##### SOURCE RECORDS
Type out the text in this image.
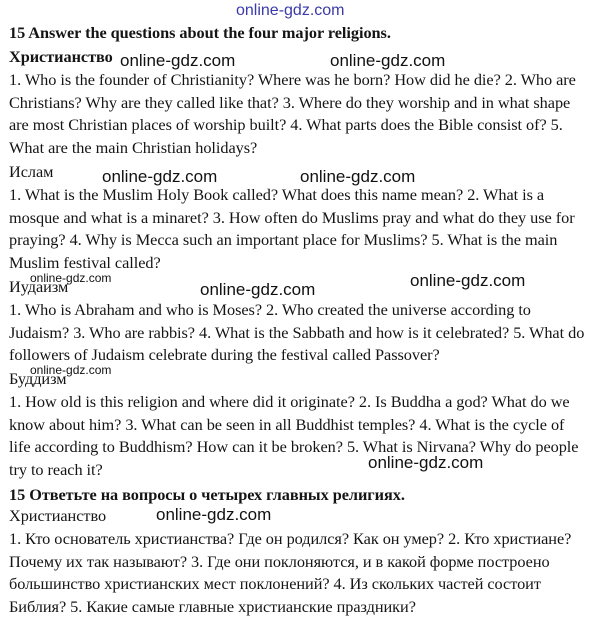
15 Answer the questions about the four major religions.
Христианство
1. Who is the founder of Christianity? Where was he born? How did he die? 2. Who are Christians? Why are they called like that? 3. Where do they worship and in what shape are most Christian places of worship built? 4. What parts does the Bible consist of? 5. What are the main Christian holidays?
Ислам
1. What is the Muslim Holy Book called? What does this name mean? 2. What is a mosque and what is a minaret? 3. How often do Muslims pray and what do they use for praying? 4. Why is Mecca such an important place for Muslims? 5. What is the main Muslim festival called?
Иудаизм
1. Who is Abraham and who is Moses? 2. Who created the universe according to Judaism? 3. Who are rabbis? 4. What is the Sabbath and how is it celebrated? 5. What do followers of Judaism celebrate during the festival called Passover?
Буддизм
1. How old is this religion and where did it originate? 2. Is Buddha a god? What do we know about him? 3. What can be seen in all Buddhist temples? 4. What is the cycle of life according to Buddhism? How can it be broken? 5. What is Nirvana? Why do people try to reach it?
15 Ответьте на вопросы о четырех главных религиях.
Христианство
1. Кто основатель христианства? Где он родился? Как он умер? 2. Кто христиане? Почему их так называют? 3. Где они поклоняются, и в какой форме построено большинство христианских мест поклонений? 4. Из скольких частей состоит Библия? 5. Какие самые главные христианские праздники?
online-gdz.com
online-gdz.com	online-gdz.com
online-gdz.com	online-gdz.com
online-gdz.com	online-gdz.com
online-gdz.com
online-gdz.com
online-gdz.com
online-gdz.com
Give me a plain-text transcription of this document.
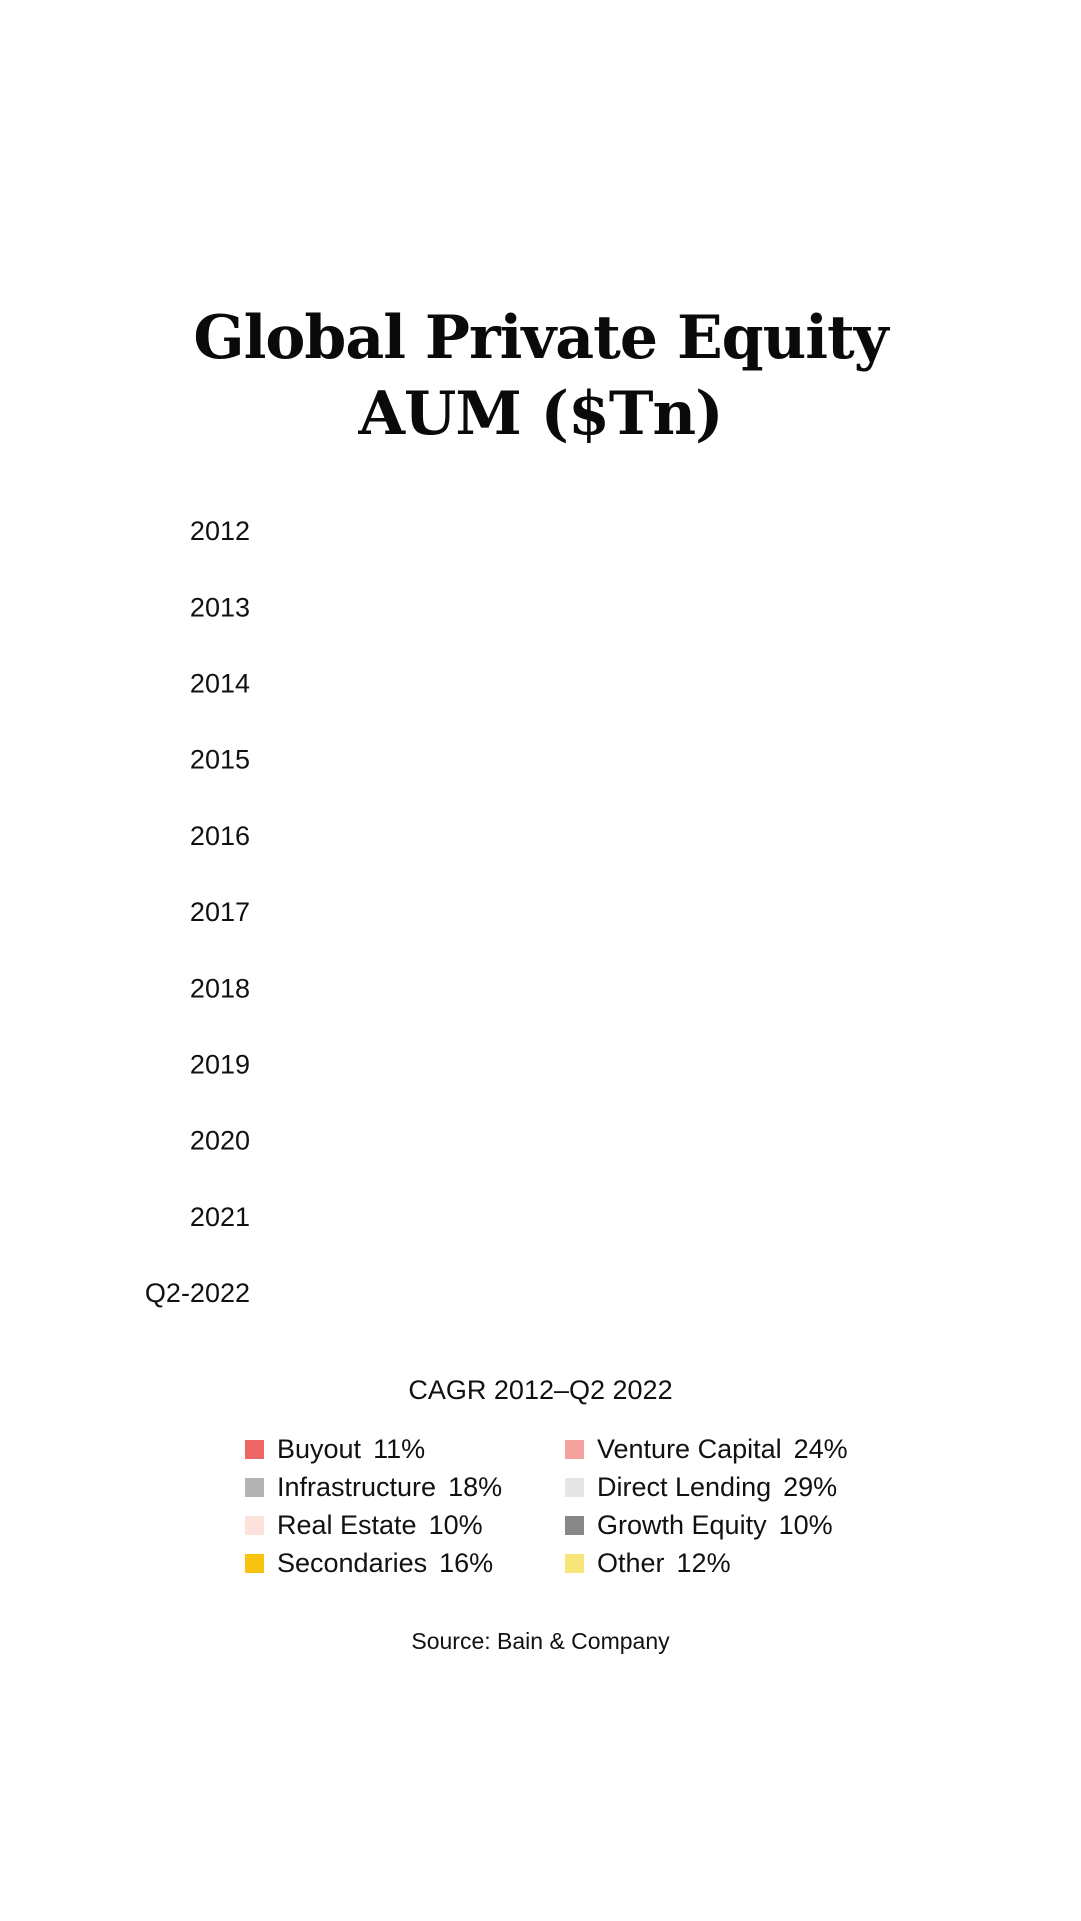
Global Private Equity
AUM ($Tn)
2012
2013
2014
2015
2016
2017
2018
2019
2020
2021
Q2-2022
CAGR 2012–Q2 2022
Buyout 11%	Venture Capital 24%
Infrastructure 18%	Direct Lending 29%
Real Estate 10%	Growth Equity 10%
Secondaries 16%	Other 12%
Source: Bain & Company
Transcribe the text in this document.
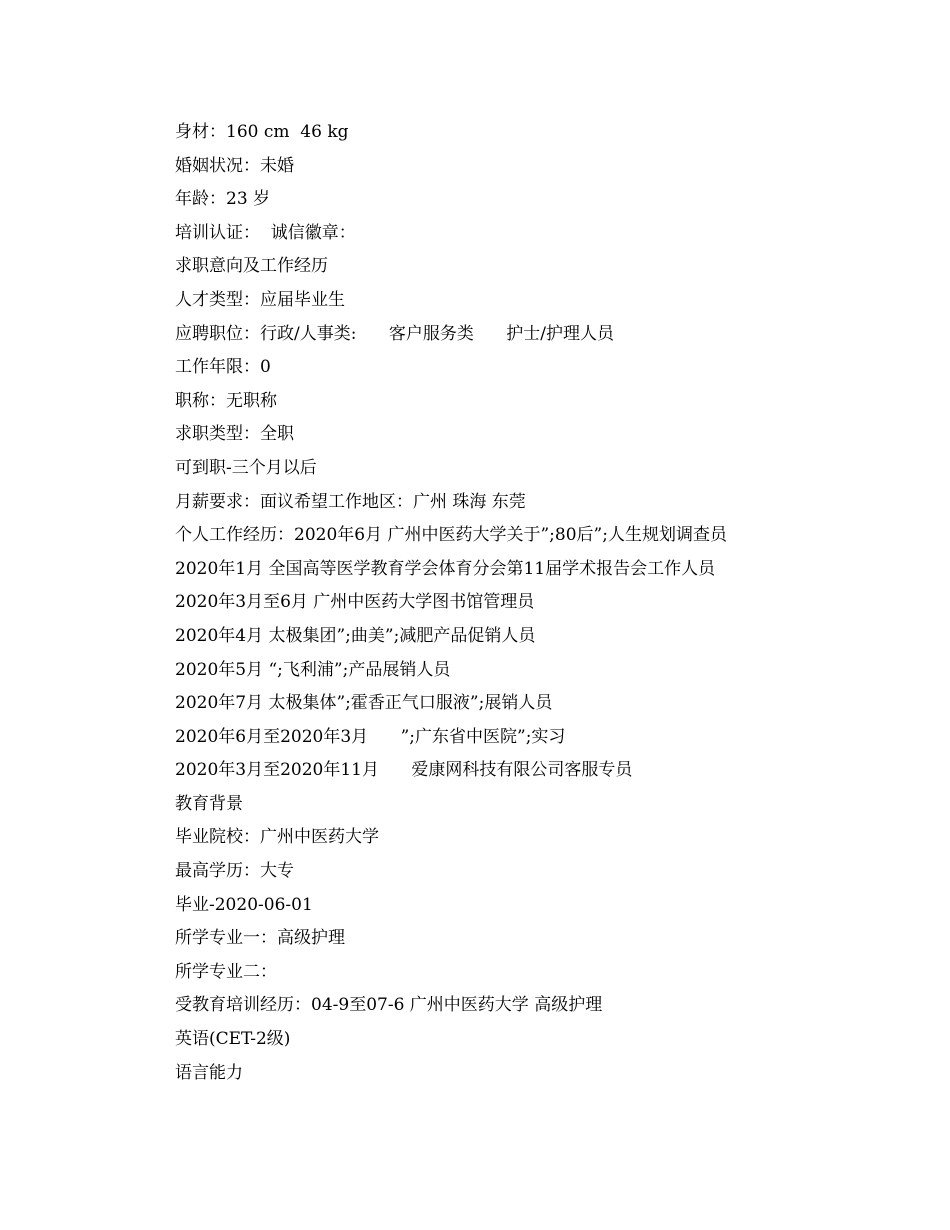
身材：160 cm  46 kg
婚姻状况：未婚
年龄：23 岁
培训认证：  诚信徽章：
求职意向及工作经历
人才类型：应届毕业生
应聘职位：行政/人事类:      客户服务类      护士/护理人员
工作年限：0
职称：无职称
求职类型：全职
可到职-三个月以后
月薪要求：面议希望工作地区：广州 珠海 东莞
个人工作经历：2020年6月 广州中医药大学关于”;80后”;人生规划调查员
2020年1月 全国高等医学教育学会体育分会第11届学术报告会工作人员
2020年3月至6月 广州中医药大学图书馆管理员
2020年4月 太极集团”;曲美”;减肥产品促销人员
2020年5月 “;飞利浦”;产品展销人员
2020年7月 太极集体”;霍香正气口服液”;展销人员
2020年6月至2020年3月      ”;广东省中医院”;实习
2020年3月至2020年11月      爱康网科技有限公司客服专员
教育背景
毕业院校：广州中医药大学
最高学历：大专
毕业-2020-06-01
所学专业一：高级护理
所学专业二：
受教育培训经历：04-9至07-6 广州中医药大学 高级护理
英语(CET-2级)
语言能力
##########
Scan the material above. Copy each line that holds the word "called".

1. Who is the founder of Christianity? Where was he born? How did he die? 2. Who are Christians? Why are they called like that? 3. Where do they worship and in what shape are most Christian places of worship built? 4. What parts does the Bible consist of? 5. What are the main Christian holidays?
1. What is the Muslim Holy Book called? What does this name mean? 2. What is a mosque and what is a minaret? 3. How often do Muslims pray and what do they use for praying? 4. Why is Mecca such an important place for Muslims? 5. What is the main Muslim festival called?
1. Who is Abraham and who is Moses? 2. Who created the universe according to Judaism? 3. Who are rabbis? 4. What is the Sabbath and how is it celebrated? 5. What do followers of Judaism celebrate during the festival called Passover?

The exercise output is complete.